-- begin DATA SUPPLIED --

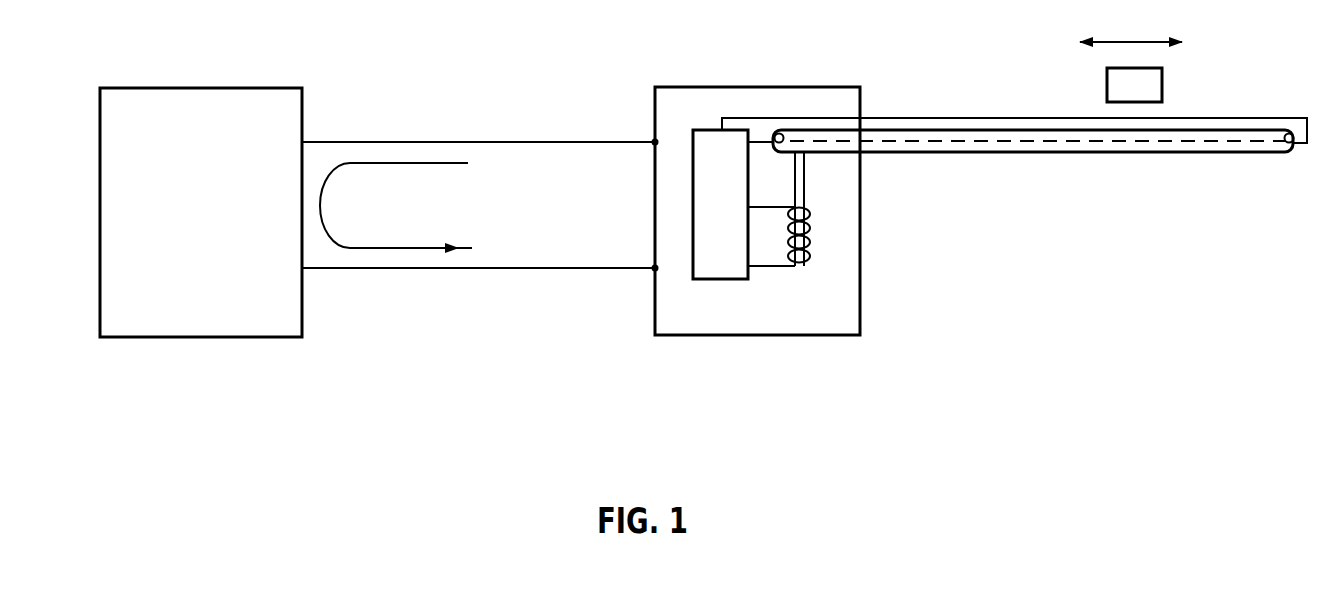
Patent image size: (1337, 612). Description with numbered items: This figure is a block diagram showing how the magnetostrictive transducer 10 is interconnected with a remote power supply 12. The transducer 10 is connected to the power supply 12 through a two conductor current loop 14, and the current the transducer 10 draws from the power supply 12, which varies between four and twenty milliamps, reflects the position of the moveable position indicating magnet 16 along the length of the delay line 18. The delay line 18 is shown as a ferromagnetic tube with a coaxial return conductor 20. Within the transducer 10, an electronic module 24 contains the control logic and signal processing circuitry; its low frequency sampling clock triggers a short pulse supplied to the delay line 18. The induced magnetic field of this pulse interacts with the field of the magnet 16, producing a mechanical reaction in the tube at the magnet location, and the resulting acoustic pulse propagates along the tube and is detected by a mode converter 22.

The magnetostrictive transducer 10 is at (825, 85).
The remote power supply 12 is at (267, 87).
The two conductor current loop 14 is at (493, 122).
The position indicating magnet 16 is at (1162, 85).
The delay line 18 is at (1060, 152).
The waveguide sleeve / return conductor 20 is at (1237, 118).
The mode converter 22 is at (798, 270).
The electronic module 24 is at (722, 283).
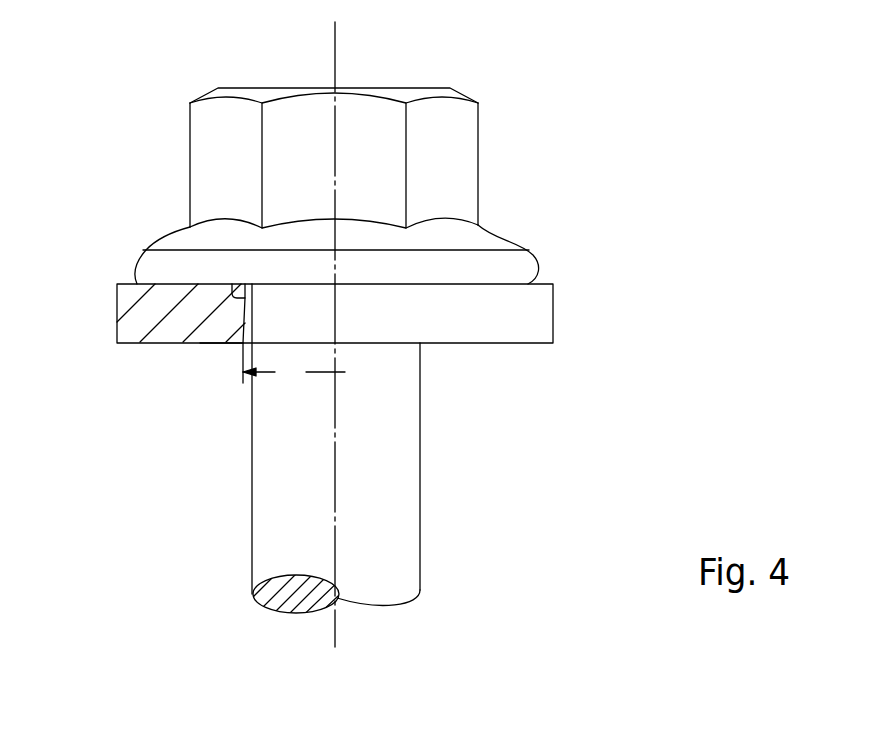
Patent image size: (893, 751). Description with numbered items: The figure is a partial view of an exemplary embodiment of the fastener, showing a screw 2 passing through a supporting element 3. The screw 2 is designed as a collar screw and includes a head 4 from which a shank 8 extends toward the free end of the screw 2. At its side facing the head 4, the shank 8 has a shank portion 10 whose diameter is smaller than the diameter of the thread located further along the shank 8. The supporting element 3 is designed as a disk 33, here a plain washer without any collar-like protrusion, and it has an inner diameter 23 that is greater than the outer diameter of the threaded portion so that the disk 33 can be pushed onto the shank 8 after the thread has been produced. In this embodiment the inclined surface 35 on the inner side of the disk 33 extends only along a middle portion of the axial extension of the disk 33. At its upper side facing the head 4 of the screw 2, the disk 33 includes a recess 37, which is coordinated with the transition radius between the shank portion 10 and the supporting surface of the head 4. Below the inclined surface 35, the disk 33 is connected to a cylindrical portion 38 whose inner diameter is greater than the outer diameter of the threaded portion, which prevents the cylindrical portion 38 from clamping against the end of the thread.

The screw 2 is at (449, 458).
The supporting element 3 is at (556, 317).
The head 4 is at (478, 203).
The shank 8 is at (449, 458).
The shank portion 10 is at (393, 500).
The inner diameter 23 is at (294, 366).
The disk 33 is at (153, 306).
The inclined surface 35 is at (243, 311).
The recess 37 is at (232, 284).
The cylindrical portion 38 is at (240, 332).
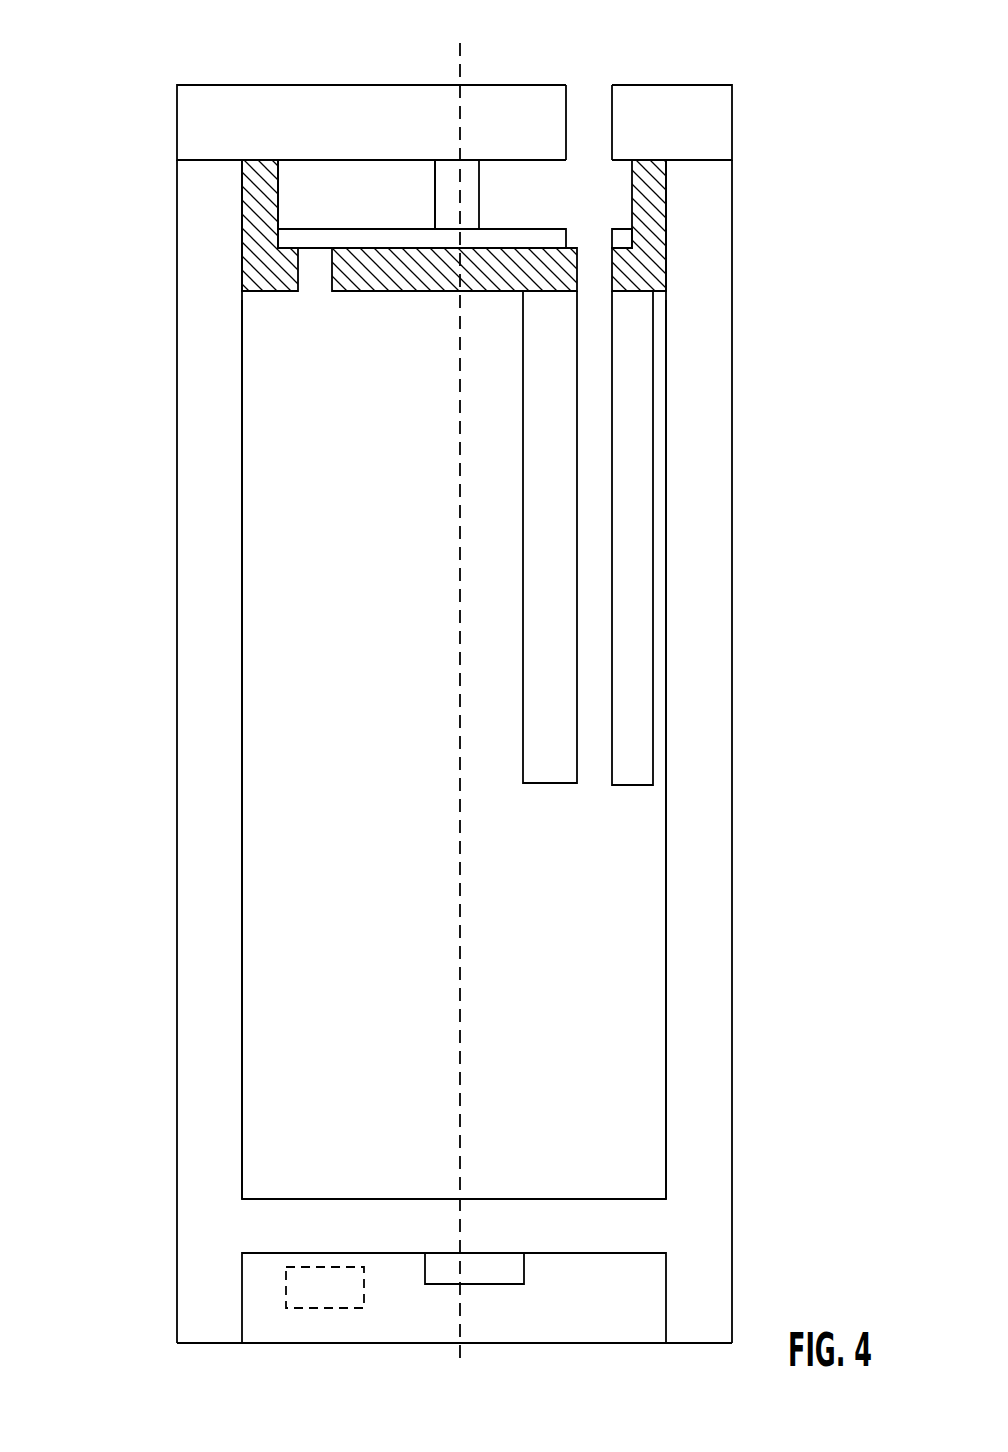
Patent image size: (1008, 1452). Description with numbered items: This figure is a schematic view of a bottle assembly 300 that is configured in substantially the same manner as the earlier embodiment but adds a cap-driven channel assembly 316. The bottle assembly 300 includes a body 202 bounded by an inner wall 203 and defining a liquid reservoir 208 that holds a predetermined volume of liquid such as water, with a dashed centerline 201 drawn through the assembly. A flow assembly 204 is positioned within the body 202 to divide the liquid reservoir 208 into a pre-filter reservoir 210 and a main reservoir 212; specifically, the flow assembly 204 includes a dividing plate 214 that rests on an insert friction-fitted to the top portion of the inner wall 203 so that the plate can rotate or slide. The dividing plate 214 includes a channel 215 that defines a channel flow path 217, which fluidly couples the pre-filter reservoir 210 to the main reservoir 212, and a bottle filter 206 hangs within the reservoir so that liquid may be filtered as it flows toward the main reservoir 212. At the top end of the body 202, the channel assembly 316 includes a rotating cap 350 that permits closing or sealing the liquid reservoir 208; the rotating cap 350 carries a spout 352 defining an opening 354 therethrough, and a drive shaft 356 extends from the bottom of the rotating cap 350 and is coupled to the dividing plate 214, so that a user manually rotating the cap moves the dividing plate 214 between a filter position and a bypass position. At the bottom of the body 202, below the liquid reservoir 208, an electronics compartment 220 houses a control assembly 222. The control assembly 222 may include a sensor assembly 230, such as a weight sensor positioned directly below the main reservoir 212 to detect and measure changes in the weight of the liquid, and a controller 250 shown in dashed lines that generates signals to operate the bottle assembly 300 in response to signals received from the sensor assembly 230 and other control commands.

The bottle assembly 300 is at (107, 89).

-- end DATA SUPPLIED --

EXERCISE INSTRUCTIONS:
Pick out every line of the records above that contains the word "current", treating uppercase and lowercase letters as different.

CORRECT OUTPUT:
Patent image size: (1337, 612). Description with numbered items: This figure is a block diagram showing how the magnetostrictive transducer 10 is interconnected with a remote power supply 12. The transducer 10 is connected to the power supply 12 through a two conductor current loop 14, and the current the transducer 10 draws from the power supply 12, which varies between four and twenty milliamps, reflects the position of the moveable position indicating magnet 16 along the length of the delay line 18. The delay line 18 is shown as a ferromagnetic tube with a coaxial return conductor 20. Within the transducer 10, an electronic module 24 contains the control logic and signal processing circuitry; its low frequency sampling clock triggers a short pulse supplied to the delay line 18. The induced magnetic field of this pulse interacts with the field of the magnet 16, producing a mechanical reaction in the tube at the magnet location, and the resulting acoustic pulse propagates along the tube and is detected by a mode converter 22.
The two conductor current loop 14 is at (493, 122).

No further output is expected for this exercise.